Set exercise: From the Mountain Folk discussion below, pull out the passage starting with "They're also not" and going on through "to that, please?", word for word.

Quoted text:
────────────────

The problem is, if you want a industrial city, you should make one.

Not rob one that it's conveniently there for you to take.

(And really, if you want to keep the mountain folk, sidekick-minion race for Exalts it's an awful role for a species of enlightened beings).
Unless, of course, the GM and PCs want to interact with the kinds of stories that involve them having an industrial city without spending X sessions on the many and sundry problems that come with building one, especially if part of their interest is having an industrial city that they don't actually know how to use very well.

They're also not sidekick-minions. They have their own agendas and are easily capable of pushing back against Exalts, violently. The Circle is a tool they're using to regain control of something that's theirs–one easy outcome is that they operate the city, rule it, etc. but the PCs are their allies.
Could I have a link to that, please?
*DayDreamer's craft revision is a part of DayDreamer's Exalted revision, which has significant alterations to pretty much every aspect of the game, especially the engine, which was an older version of Horizon Break's choice system. It really isn't something you can plug and play effectively because there's some pretty fundamental retooling of what Exalts can do and how powerful they are, especially in intellectual areas.
 
... Those are the same dwarves.
The tomb with the book in Moria is Balin's tomb. He's one of the dwarves in Thorin's group. It was written partially by Ori, another of those dwarves.
...my point was that the dwarves in the Hobbit are presented as scattered, diminished figures trying desperately to recover their lost glories, while the dwarves in the Lord of the Rings are much more established and stable, closer to the canonical Jadeborn.
 
...my point was that the dwarves in the Hobbit are presented as scattered, diminished figures trying desperately to recover their lost glories, while the dwarves in the Lord of the Rings are much more established and stable, closer to the canonical Jadeborn.
That's a bit of focus bias in my opinion. After all, one of the five armies in the end is a dwarven army. The story follows a group that was driven from their home, but it doesn't seem like all are.
 
How do people feel about the Mountain Folk?Are there any details about them you've added or changed?

Are they dwarves? I'm not a huge fan of dwarves.

Mountain Folk are actually Elves (Fair Folk pretend to be Elves because it amuses them and confuses others). They're the ancient precursor race with magical powers and an affinity to nature and the elements. It's just that Autocthon cursed them and now the majority of them that are 'born' are dwarves.

Mountain Folk exist for two reasons; they allow you to have elves and dwarves if you really, really want them and they justify keeping all the horrible things locked under Creation from getting to the surface due to their constant and unrelenting blood war nobody on the surface either notices or cares about (mainly because those things can't escape or if they did would burst into fire the next sunrise so the blood war is kind of pointless from a 'living on the surface' perspective).
 
That's a bit of focus bias in my opinion. After all, one of the five armies in the end is a dwarven army. The story follows a group that was driven from their home, but it doesn't seem like all are.
That's fair, the differentiation isn't quite as strong as suggested within the source, but the point is still pretty clear hopefully.
 
ES Homebrew: Mountain People
How do people feel about the Mountain Folk?Are there any details about them you've added or changed?

────────────────

Data listing:
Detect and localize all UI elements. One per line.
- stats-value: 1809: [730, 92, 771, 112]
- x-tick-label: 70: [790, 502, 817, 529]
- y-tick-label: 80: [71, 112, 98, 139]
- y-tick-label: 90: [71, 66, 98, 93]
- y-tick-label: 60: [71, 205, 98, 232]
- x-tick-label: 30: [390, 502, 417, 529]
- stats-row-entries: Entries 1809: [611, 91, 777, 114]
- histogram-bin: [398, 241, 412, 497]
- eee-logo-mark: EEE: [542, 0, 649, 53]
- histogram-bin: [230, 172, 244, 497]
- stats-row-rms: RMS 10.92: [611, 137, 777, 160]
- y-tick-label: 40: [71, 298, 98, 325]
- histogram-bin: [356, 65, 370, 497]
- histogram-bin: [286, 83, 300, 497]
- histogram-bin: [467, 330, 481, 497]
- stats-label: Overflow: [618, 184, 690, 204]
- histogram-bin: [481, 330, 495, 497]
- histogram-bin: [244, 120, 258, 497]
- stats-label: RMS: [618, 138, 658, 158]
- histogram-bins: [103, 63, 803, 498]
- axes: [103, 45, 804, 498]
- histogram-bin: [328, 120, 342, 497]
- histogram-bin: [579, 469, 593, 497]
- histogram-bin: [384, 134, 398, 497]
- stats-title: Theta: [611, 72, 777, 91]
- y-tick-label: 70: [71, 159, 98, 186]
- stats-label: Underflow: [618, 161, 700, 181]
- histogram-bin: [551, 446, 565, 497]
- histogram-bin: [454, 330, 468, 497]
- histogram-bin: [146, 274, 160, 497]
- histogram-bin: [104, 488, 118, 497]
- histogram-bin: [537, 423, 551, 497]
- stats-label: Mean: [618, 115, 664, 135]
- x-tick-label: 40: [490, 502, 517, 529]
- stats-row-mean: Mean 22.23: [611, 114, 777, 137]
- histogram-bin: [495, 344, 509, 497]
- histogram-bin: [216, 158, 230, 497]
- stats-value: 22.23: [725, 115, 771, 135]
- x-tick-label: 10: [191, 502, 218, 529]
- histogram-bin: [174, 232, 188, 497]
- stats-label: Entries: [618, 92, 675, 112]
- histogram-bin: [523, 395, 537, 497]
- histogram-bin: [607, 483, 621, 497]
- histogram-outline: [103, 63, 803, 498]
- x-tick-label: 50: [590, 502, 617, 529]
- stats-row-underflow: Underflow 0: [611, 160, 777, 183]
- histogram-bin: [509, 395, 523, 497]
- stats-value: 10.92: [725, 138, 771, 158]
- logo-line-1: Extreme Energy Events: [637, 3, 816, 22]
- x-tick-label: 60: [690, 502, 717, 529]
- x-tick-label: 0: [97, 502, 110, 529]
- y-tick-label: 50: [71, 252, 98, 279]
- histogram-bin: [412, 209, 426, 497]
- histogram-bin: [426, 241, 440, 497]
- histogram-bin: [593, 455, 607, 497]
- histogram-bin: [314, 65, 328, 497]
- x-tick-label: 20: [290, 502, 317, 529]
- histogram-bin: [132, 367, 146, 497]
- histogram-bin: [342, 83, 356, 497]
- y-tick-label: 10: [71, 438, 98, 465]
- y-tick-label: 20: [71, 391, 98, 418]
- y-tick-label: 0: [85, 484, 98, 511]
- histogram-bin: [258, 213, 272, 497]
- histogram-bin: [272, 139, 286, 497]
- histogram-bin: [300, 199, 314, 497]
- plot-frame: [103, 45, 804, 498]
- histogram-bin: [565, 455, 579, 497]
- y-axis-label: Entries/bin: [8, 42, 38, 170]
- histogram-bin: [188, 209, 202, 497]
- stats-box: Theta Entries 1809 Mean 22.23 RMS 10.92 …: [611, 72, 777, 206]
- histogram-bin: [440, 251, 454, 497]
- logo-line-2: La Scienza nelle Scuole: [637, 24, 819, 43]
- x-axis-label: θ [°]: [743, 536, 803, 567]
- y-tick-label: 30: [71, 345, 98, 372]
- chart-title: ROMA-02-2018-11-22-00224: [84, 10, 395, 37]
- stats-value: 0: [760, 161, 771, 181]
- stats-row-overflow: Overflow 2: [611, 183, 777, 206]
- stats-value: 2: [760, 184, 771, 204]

────────────────

Worked answer:
They're also not sidekick-minions. They have their own agendas and are easily capable of pushing back against Exalts, violently. The Circle is a tool they're using to regain control of something that's theirs–one easy outcome is that they operate the city, rule it, etc. but the PCs are their allies.
Could I have a link to that, please?